+++ TASK INPUT +++

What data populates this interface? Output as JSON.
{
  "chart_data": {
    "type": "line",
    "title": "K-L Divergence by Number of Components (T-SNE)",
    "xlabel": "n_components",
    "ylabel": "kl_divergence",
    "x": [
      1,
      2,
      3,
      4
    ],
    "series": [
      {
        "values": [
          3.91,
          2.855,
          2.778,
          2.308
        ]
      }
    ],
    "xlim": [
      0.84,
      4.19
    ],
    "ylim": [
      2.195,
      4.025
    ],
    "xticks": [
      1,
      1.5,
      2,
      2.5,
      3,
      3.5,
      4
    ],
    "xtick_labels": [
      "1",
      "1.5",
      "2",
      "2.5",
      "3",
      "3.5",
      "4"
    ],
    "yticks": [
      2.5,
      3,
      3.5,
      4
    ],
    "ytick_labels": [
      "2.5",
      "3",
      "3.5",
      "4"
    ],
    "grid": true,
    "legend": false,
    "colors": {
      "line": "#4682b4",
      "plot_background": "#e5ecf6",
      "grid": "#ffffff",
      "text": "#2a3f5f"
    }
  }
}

+++

DO THIS
Extract every record and return it verbatim.

SOLUTION FOR THIS PROBLEM
What data populates this interface? Output as JSON.
{
  "chart_data": {
    "type": "line",
    "title": "K-L Divergence by Number of Components (T-SNE)",
    "xlabel": "n_components",
    "ylabel": "kl_divergence",
    "x": [
      1,
      2,
      3,
      4
    ],
    "series": [
      {
        "values": [
          3.91,
          2.855,
          2.778,
          2.308
        ]
      }
    ],
    "xlim": [
      0.84,
      4.19
    ],
    "ylim": [
      2.195,
      4.025
    ],
    "xticks": [
      1,
      1.5,
      2,
      2.5,
      3,
      3.5,
      4
    ],
    "xtick_labels": [
      "1",
      "1.5",
      "2",
      "2.5",
      "3",
      "3.5",
      "4"
    ],
    "yticks": [
      2.5,
      3,
      3.5,
      4
    ],
    "ytick_labels": [
      "2.5",
      "3",
      "3.5",
      "4"
    ],
    "grid": true,
    "legend": false,
    "colors": {
      "line": "#4682b4",
      "plot_background": "#e5ecf6",
      "grid": "#ffffff",
      "text": "#2a3f5f"
    }
  }
}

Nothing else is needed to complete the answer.